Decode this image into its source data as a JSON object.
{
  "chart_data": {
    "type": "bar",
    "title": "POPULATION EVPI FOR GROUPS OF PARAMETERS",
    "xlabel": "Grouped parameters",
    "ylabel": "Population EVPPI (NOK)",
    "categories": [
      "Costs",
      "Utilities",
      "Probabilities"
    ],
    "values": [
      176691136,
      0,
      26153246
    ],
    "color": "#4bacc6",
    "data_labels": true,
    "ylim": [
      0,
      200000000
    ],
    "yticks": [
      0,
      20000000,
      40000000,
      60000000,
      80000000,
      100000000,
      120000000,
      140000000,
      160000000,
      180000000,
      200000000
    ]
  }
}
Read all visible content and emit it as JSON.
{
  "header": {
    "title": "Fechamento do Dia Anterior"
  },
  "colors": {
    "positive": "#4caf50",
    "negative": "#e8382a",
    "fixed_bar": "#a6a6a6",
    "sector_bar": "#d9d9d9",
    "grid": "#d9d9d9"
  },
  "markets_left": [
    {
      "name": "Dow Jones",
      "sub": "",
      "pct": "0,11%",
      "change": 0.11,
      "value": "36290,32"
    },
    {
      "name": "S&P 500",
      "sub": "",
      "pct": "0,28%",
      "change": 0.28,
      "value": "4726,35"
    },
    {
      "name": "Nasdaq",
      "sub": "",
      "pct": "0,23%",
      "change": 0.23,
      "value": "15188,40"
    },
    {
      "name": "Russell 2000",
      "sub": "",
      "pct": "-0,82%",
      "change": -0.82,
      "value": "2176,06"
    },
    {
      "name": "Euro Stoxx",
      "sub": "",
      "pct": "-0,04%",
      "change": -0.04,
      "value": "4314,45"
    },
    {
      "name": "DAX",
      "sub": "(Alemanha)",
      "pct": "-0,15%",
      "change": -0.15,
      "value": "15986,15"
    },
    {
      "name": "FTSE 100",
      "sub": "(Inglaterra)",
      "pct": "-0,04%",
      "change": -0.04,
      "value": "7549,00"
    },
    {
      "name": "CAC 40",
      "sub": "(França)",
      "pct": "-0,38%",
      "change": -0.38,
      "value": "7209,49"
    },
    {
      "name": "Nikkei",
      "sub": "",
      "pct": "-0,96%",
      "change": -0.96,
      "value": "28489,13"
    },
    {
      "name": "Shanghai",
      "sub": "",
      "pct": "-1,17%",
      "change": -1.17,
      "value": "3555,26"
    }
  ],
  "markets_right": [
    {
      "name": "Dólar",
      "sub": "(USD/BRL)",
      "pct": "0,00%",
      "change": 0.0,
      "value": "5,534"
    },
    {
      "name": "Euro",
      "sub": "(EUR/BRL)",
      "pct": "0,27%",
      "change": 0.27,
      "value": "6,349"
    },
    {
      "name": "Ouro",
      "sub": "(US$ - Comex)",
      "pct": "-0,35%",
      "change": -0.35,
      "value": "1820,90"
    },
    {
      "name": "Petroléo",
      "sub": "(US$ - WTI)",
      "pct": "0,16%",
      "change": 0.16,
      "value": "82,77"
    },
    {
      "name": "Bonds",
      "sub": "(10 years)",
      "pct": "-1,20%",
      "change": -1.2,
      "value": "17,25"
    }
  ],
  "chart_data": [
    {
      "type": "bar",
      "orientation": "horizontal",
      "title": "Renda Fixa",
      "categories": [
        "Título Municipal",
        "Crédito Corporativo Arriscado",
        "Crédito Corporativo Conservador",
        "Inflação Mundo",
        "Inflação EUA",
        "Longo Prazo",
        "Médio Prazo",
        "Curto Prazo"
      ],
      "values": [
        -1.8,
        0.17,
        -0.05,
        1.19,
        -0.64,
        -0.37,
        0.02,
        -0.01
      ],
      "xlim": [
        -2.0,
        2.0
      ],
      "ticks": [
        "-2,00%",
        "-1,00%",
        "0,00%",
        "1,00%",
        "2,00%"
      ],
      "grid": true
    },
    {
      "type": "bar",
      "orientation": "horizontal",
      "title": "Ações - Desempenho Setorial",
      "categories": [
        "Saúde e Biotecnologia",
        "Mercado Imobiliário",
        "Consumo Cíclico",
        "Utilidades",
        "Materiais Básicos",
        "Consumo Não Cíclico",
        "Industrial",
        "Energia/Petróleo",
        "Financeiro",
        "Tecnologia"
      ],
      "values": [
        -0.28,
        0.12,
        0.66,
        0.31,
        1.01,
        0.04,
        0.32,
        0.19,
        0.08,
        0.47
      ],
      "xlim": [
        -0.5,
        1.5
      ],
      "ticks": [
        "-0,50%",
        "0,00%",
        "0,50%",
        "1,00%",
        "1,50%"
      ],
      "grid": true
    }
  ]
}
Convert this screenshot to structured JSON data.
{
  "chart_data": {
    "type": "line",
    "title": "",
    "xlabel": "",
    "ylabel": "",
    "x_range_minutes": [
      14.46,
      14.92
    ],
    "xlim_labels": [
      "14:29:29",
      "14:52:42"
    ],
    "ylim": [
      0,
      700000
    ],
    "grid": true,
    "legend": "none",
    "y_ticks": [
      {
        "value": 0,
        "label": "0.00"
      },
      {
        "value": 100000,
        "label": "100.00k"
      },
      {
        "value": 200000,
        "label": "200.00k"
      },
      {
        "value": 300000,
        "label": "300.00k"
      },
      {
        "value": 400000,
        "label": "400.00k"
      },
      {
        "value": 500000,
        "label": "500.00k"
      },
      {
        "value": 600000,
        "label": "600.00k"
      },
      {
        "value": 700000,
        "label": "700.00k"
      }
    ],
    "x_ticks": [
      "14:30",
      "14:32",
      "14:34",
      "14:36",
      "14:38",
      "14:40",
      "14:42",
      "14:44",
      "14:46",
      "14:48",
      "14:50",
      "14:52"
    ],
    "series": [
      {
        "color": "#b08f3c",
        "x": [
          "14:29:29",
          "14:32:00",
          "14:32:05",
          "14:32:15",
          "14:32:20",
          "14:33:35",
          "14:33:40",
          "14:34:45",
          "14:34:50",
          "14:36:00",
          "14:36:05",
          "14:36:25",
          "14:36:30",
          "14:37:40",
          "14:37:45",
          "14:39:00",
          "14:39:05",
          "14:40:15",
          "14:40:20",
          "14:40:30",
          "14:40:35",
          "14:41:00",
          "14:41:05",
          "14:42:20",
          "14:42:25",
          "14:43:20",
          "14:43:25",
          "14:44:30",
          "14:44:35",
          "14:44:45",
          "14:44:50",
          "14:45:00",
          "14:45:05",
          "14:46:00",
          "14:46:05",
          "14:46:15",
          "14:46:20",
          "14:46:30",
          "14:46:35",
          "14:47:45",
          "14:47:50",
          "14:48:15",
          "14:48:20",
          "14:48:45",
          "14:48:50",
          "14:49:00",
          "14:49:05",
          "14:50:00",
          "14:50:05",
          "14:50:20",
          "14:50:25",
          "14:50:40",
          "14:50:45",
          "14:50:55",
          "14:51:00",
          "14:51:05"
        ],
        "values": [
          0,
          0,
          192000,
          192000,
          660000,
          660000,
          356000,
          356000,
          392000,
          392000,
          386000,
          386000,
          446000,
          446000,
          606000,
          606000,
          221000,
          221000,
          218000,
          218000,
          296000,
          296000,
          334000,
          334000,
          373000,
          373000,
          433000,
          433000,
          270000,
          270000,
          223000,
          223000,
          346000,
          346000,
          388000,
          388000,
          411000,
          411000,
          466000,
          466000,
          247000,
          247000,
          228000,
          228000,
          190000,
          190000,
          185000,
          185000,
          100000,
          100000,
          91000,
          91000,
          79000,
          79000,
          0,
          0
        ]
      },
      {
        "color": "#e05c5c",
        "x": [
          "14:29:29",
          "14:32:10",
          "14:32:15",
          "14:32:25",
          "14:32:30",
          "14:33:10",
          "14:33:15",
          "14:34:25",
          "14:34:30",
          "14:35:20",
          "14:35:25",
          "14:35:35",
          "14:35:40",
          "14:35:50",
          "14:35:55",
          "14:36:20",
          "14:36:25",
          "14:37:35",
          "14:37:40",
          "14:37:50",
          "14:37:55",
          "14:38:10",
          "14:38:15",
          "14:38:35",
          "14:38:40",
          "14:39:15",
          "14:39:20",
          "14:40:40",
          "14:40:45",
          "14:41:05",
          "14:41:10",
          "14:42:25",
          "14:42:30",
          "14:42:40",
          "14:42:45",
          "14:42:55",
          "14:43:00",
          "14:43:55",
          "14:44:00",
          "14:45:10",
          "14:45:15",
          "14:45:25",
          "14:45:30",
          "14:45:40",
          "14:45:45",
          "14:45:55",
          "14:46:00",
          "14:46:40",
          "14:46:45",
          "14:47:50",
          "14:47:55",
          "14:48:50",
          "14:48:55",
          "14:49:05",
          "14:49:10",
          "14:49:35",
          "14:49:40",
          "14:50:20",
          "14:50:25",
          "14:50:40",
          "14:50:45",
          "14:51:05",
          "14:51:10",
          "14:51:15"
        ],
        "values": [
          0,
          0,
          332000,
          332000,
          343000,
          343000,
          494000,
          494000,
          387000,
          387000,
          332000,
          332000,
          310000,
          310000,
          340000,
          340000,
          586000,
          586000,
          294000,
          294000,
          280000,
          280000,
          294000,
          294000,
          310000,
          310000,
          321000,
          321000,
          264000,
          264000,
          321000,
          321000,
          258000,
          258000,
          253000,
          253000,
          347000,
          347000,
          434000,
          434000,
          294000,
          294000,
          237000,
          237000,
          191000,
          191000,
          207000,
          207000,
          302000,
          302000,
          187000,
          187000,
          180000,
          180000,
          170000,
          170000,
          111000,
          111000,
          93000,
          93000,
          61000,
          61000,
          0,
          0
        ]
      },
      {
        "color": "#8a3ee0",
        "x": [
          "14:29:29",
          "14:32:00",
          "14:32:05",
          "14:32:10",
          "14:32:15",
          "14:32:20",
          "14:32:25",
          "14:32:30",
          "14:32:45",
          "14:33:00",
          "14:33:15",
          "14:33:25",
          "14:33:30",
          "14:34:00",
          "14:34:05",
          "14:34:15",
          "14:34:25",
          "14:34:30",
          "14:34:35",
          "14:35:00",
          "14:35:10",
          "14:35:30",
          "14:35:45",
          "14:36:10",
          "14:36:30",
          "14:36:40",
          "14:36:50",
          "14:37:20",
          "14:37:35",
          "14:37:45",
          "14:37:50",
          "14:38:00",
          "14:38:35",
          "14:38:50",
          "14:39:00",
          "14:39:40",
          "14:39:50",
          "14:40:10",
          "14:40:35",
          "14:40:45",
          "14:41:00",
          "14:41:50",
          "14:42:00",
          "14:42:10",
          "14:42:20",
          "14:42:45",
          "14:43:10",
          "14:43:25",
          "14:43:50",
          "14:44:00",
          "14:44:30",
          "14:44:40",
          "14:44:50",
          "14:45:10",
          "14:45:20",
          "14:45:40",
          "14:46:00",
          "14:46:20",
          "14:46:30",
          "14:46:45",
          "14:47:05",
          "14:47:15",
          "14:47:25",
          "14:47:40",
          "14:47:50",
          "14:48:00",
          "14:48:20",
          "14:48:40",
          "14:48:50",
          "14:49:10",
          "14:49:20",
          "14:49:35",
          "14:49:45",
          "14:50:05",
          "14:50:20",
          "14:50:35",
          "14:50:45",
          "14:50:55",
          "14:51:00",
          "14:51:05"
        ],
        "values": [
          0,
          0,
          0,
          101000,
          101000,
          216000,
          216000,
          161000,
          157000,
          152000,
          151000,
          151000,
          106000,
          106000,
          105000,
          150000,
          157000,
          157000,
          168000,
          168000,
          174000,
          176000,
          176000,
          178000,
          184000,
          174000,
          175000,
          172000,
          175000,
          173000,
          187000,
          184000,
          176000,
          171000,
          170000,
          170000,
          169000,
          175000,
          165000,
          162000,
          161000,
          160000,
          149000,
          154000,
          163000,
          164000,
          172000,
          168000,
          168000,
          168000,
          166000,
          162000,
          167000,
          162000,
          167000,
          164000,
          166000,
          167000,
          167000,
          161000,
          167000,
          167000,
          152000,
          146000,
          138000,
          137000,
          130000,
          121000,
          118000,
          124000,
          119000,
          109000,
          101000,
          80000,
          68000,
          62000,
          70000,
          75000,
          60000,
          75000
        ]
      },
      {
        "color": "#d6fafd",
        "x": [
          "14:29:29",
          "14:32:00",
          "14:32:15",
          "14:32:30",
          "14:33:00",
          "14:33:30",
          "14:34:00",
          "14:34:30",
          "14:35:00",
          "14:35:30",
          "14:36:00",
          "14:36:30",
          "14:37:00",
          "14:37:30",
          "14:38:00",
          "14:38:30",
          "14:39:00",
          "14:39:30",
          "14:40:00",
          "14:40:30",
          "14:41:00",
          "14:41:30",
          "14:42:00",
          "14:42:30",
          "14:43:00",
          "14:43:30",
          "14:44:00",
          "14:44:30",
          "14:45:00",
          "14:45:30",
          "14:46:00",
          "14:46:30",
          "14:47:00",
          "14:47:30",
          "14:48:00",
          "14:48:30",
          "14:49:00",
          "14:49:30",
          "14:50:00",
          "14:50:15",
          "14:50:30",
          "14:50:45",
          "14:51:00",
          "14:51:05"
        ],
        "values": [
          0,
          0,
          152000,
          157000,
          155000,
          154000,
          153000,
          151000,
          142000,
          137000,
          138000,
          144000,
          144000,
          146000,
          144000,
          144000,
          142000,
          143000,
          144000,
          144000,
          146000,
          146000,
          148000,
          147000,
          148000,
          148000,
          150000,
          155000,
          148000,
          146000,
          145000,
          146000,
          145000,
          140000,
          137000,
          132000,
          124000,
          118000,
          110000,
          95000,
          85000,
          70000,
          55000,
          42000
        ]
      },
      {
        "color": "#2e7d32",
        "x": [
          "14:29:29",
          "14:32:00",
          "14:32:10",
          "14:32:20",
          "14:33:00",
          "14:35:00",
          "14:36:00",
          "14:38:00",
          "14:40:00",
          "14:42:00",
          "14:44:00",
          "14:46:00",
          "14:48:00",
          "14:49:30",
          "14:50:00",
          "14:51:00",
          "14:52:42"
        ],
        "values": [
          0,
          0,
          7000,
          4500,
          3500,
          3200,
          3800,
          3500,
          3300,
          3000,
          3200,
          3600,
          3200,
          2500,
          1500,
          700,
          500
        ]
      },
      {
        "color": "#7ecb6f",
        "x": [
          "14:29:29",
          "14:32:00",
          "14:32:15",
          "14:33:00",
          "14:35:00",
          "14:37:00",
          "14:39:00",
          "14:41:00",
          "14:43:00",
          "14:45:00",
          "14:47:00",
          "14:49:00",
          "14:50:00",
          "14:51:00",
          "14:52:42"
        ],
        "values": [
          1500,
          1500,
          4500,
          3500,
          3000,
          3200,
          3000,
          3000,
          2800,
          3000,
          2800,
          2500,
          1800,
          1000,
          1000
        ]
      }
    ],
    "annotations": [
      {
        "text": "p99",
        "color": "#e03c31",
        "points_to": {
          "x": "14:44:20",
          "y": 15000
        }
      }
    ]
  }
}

········

◆ Do this ◆
Pull every line containing the word "Cíclico" out of the entries above.

◆ Completed task ◆
        "Consumo Cíclico",
        "Consumo Não Cíclico",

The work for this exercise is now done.